### [AIM OF THE EXERCISE]
Transcribe all of the material below word for word and leave out its pictures.

### [ITEMS]
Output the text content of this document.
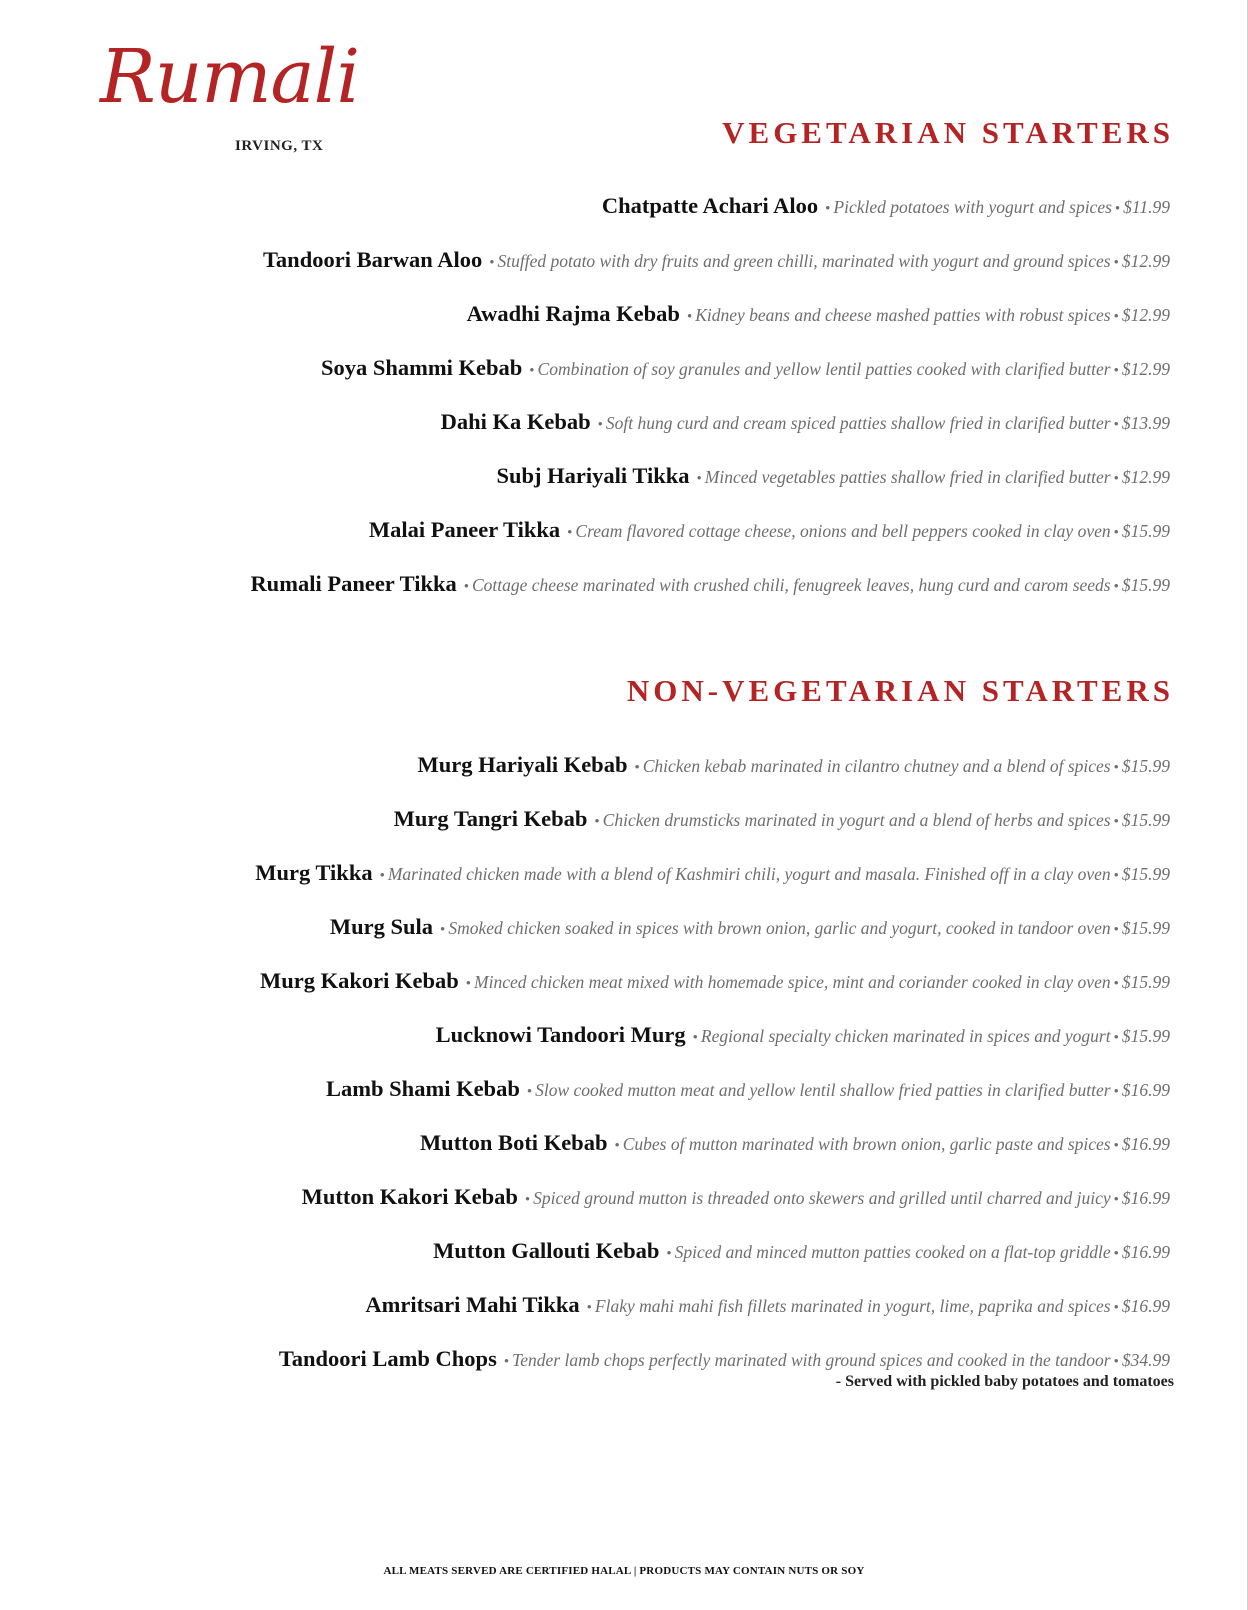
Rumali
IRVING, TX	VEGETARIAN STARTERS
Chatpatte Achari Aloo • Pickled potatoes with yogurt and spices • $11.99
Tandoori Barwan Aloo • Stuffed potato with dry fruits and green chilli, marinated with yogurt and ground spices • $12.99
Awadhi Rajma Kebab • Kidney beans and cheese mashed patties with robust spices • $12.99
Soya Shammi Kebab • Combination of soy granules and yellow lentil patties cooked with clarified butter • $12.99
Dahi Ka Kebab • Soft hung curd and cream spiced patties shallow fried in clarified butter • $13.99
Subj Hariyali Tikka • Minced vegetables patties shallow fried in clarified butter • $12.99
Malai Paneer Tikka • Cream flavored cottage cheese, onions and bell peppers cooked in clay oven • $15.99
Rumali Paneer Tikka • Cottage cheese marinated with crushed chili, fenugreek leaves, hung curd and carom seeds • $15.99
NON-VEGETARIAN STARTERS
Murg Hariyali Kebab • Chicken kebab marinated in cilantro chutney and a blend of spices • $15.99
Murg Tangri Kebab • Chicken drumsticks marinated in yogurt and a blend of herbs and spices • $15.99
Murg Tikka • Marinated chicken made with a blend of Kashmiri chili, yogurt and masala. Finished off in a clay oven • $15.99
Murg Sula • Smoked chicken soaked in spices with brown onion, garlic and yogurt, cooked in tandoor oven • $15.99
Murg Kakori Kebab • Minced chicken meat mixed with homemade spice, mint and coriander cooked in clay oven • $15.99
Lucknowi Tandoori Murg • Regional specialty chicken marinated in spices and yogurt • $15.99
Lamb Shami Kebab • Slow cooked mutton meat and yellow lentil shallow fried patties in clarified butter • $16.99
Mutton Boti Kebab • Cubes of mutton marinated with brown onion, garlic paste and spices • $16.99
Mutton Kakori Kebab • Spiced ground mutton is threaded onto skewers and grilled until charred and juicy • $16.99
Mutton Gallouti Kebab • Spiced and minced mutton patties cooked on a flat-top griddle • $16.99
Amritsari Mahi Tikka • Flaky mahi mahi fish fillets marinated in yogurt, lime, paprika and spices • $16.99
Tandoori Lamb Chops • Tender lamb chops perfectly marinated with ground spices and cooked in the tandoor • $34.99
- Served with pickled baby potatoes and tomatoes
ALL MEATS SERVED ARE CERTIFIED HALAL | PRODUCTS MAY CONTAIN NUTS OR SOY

### [EXERCISE RESPONSE]
Output the text content of this document.
Rumali
IRVING, TX	VEGETARIAN STARTERS
Chatpatte Achari Aloo • Pickled potatoes with yogurt and spices • $11.99
Tandoori Barwan Aloo • Stuffed potato with dry fruits and green chilli, marinated with yogurt and ground spices • $12.99
Awadhi Rajma Kebab • Kidney beans and cheese mashed patties with robust spices • $12.99
Soya Shammi Kebab • Combination of soy granules and yellow lentil patties cooked with clarified butter • $12.99
Dahi Ka Kebab • Soft hung curd and cream spiced patties shallow fried in clarified butter • $13.99
Subj Hariyali Tikka • Minced vegetables patties shallow fried in clarified butter • $12.99
Malai Paneer Tikka • Cream flavored cottage cheese, onions and bell peppers cooked in clay oven • $15.99
Rumali Paneer Tikka • Cottage cheese marinated with crushed chili, fenugreek leaves, hung curd and carom seeds • $15.99
NON-VEGETARIAN STARTERS
Murg Hariyali Kebab • Chicken kebab marinated in cilantro chutney and a blend of spices • $15.99
Murg Tangri Kebab • Chicken drumsticks marinated in yogurt and a blend of herbs and spices • $15.99
Murg Tikka • Marinated chicken made with a blend of Kashmiri chili, yogurt and masala. Finished off in a clay oven • $15.99
Murg Sula • Smoked chicken soaked in spices with brown onion, garlic and yogurt, cooked in tandoor oven • $15.99
Murg Kakori Kebab • Minced chicken meat mixed with homemade spice, mint and coriander cooked in clay oven • $15.99
Lucknowi Tandoori Murg • Regional specialty chicken marinated in spices and yogurt • $15.99
Lamb Shami Kebab • Slow cooked mutton meat and yellow lentil shallow fried patties in clarified butter • $16.99
Mutton Boti Kebab • Cubes of mutton marinated with brown onion, garlic paste and spices • $16.99
Mutton Kakori Kebab • Spiced ground mutton is threaded onto skewers and grilled until charred and juicy • $16.99
Mutton Gallouti Kebab • Spiced and minced mutton patties cooked on a flat-top griddle • $16.99
Amritsari Mahi Tikka • Flaky mahi mahi fish fillets marinated in yogurt, lime, paprika and spices • $16.99
Tandoori Lamb Chops • Tender lamb chops perfectly marinated with ground spices and cooked in the tandoor • $34.99
- Served with pickled baby potatoes and tomatoes
ALL MEATS SERVED ARE CERTIFIED HALAL | PRODUCTS MAY CONTAIN NUTS OR SOY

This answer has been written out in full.